From the line that contains "Decode this image" to the last line of the data below, transcribe every line exactly. Do not include the pictures.
· · · ·
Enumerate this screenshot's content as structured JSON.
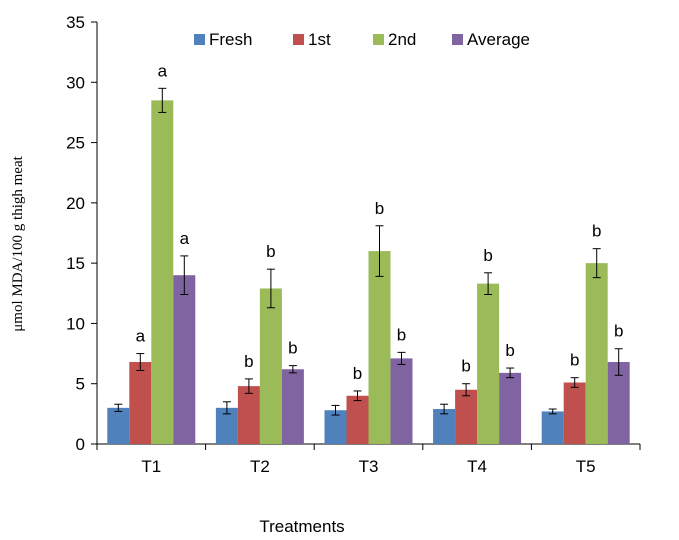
{
  "chart_data": {
    "type": "bar",
    "categories": [
      "T1",
      "T2",
      "T3",
      "T4",
      "T5"
    ],
    "series": [
      {
        "name": "Fresh",
        "color": "#4F81BD",
        "values": [
          3.0,
          3.0,
          2.8,
          2.9,
          2.7
        ],
        "errors": [
          0.3,
          0.5,
          0.4,
          0.4,
          0.2
        ],
        "labels": [
          "",
          "",
          "",
          "",
          ""
        ]
      },
      {
        "name": "1st",
        "color": "#C0504D",
        "values": [
          6.8,
          4.8,
          4.0,
          4.5,
          5.1
        ],
        "errors": [
          0.7,
          0.6,
          0.4,
          0.5,
          0.4
        ],
        "labels": [
          "a",
          "b",
          "b",
          "b",
          "b"
        ]
      },
      {
        "name": "2nd",
        "color": "#9BBB59",
        "values": [
          28.5,
          12.9,
          16.0,
          13.3,
          15.0
        ],
        "errors": [
          1.0,
          1.6,
          2.1,
          0.9,
          1.2
        ],
        "labels": [
          "a",
          "b",
          "b",
          "b",
          "b"
        ]
      },
      {
        "name": "Average",
        "color": "#8064A2",
        "values": [
          14.0,
          6.2,
          7.1,
          5.9,
          6.8
        ],
        "errors": [
          1.6,
          0.3,
          0.5,
          0.4,
          1.1
        ],
        "labels": [
          "a",
          "b",
          "b",
          "b",
          "b"
        ]
      }
    ],
    "ylabel": "μmol MDA/100 g thigh  meat",
    "xlabel": "Treatments",
    "ylim": [
      0,
      35
    ],
    "yticks": [
      0,
      5,
      10,
      15,
      20,
      25,
      30,
      35
    ],
    "grid": false,
    "legend_position": "top"
  }
}
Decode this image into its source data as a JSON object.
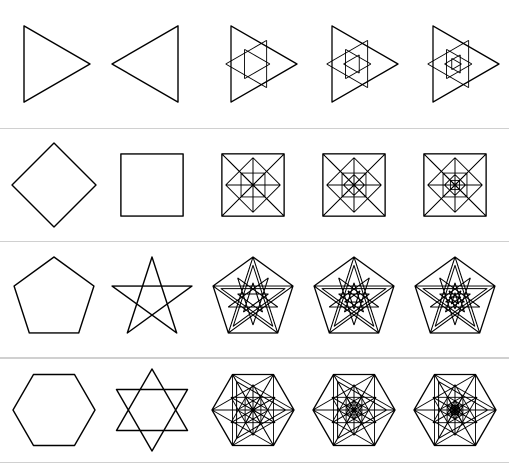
{
  "figure": {
    "rows": [
      {
        "name": "triangle",
        "sides": 3,
        "stages": 5
      },
      {
        "name": "square",
        "sides": 4,
        "stages": 5
      },
      {
        "name": "pentagon",
        "sides": 5,
        "stages": 5
      },
      {
        "name": "hexagon",
        "sides": 6,
        "stages": 5
      }
    ],
    "stroke_color": "#000000",
    "panel_border_color": "#d0d0d0"
  }
}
· · · ·
● **TASK OUTPUT**:
Decode this image into its source data as a JSON object.
{
  "figure": {
    "rows": [
      {
        "name": "triangle",
        "sides": 3,
        "stages": 5
      },
      {
        "name": "square",
        "sides": 4,
        "stages": 5
      },
      {
        "name": "pentagon",
        "sides": 5,
        "stages": 5
      },
      {
        "name": "hexagon",
        "sides": 6,
        "stages": 5
      }
    ],
    "stroke_color": "#000000",
    "panel_border_color": "#d0d0d0"
  }
}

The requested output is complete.